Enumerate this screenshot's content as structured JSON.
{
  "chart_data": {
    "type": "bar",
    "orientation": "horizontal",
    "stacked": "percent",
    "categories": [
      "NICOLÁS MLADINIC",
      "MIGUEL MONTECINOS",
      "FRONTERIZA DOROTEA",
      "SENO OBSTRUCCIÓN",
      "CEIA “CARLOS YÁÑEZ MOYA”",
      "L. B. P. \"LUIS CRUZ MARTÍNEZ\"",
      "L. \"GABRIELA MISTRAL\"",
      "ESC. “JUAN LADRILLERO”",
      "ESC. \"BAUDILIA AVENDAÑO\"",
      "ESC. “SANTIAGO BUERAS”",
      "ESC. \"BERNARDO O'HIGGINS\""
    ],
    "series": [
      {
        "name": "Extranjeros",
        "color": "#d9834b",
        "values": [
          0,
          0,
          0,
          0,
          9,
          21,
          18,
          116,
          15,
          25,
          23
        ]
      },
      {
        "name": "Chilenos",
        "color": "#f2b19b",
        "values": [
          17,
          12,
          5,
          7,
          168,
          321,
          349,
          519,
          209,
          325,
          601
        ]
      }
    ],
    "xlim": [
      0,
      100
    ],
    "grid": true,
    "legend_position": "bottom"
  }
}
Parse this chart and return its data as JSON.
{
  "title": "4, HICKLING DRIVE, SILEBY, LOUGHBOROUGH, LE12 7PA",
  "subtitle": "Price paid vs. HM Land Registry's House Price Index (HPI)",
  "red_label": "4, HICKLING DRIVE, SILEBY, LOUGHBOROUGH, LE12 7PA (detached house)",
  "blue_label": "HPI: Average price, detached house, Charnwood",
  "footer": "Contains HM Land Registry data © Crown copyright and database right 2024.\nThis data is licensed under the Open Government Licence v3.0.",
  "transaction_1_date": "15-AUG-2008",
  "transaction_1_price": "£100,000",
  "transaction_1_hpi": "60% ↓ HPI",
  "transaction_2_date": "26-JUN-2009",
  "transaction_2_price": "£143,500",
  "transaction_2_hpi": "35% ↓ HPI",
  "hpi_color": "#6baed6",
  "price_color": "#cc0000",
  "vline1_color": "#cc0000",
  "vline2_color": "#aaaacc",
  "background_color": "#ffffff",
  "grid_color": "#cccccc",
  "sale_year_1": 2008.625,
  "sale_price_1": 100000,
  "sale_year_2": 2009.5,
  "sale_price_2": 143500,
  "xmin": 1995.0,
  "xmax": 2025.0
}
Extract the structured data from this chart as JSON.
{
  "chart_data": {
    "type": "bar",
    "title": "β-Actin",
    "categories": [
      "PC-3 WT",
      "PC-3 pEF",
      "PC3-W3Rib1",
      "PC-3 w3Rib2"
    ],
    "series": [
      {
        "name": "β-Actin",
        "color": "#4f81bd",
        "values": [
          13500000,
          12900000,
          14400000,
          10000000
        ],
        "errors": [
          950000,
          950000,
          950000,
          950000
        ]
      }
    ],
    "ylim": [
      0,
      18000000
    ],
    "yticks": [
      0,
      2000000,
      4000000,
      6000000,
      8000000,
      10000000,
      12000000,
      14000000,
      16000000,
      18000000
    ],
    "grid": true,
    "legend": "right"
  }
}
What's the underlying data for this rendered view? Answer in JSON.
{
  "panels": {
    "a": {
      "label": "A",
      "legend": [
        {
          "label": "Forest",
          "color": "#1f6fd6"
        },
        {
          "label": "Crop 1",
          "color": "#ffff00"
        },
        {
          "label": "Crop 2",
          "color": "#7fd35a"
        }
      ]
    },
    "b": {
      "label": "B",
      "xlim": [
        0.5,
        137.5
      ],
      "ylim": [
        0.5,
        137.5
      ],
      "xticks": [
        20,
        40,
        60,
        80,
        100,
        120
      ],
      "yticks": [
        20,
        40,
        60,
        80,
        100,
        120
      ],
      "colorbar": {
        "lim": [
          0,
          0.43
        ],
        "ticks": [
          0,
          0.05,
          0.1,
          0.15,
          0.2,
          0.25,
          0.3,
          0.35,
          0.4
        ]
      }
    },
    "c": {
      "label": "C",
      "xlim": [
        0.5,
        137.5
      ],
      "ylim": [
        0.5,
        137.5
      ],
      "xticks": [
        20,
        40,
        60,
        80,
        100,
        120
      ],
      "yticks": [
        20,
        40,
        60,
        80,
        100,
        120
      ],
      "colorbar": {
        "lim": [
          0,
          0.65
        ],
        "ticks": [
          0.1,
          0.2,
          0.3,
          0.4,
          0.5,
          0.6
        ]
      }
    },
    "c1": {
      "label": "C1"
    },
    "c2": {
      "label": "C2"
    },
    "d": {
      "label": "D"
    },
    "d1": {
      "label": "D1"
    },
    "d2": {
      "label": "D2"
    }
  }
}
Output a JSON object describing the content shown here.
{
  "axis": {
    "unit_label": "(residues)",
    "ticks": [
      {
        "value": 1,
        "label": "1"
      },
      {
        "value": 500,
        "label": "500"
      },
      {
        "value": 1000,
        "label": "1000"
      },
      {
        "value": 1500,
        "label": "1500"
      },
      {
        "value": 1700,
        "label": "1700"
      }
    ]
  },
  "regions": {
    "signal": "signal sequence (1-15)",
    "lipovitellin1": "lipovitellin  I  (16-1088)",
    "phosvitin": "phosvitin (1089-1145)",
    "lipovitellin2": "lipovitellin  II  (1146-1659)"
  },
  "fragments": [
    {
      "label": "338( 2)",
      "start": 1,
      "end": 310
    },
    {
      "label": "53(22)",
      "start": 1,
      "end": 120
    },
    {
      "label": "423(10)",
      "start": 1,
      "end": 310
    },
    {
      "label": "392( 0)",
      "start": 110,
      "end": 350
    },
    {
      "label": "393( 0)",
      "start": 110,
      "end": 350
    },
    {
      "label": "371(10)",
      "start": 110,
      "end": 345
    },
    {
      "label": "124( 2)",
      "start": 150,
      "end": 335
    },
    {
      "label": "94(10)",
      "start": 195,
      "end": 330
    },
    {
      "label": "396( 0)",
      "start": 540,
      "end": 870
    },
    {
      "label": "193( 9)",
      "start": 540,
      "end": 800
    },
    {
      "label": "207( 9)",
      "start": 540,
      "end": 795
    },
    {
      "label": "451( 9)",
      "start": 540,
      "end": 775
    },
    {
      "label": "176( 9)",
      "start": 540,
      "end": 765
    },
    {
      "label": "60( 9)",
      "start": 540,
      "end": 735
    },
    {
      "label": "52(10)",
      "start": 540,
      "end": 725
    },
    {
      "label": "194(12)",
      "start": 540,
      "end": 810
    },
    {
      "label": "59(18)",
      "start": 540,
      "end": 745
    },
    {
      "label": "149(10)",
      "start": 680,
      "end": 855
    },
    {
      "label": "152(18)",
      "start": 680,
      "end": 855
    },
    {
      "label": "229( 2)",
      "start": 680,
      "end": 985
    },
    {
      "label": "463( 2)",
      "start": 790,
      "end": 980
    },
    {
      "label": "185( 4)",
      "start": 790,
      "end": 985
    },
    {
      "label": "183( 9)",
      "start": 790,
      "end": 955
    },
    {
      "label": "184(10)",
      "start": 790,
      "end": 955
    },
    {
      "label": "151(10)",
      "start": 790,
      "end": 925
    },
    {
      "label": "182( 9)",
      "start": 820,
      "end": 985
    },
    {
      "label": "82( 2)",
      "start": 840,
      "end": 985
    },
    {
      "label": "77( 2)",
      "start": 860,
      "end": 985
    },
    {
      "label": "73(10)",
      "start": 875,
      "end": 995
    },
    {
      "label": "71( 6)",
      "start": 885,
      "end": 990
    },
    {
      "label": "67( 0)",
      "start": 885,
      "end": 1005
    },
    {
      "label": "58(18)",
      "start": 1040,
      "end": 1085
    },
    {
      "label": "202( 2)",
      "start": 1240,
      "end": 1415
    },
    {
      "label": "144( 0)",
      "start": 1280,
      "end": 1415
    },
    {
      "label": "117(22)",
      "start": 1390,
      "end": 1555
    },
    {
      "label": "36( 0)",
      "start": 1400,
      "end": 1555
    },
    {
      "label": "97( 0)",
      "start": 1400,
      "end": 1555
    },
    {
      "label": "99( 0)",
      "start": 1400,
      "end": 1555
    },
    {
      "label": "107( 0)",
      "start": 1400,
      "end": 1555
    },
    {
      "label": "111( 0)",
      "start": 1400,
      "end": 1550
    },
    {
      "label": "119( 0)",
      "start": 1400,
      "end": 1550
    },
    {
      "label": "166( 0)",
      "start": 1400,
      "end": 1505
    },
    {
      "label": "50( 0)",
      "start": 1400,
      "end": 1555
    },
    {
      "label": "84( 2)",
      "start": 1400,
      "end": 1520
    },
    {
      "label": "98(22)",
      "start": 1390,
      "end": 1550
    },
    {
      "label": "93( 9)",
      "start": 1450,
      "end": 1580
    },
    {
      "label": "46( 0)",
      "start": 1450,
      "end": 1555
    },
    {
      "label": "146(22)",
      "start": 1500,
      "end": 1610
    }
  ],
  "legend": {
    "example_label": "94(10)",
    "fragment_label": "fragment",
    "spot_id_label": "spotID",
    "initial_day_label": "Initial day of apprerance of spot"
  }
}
——
What this task involves: Go through the listing above and pull out each line containing the word "lipovitellin".

Exercise response:
    "lipovitellin1": "lipovitellin  I  (16-1088)",
    "lipovitellin2": "lipovitellin  II  (1146-1659)"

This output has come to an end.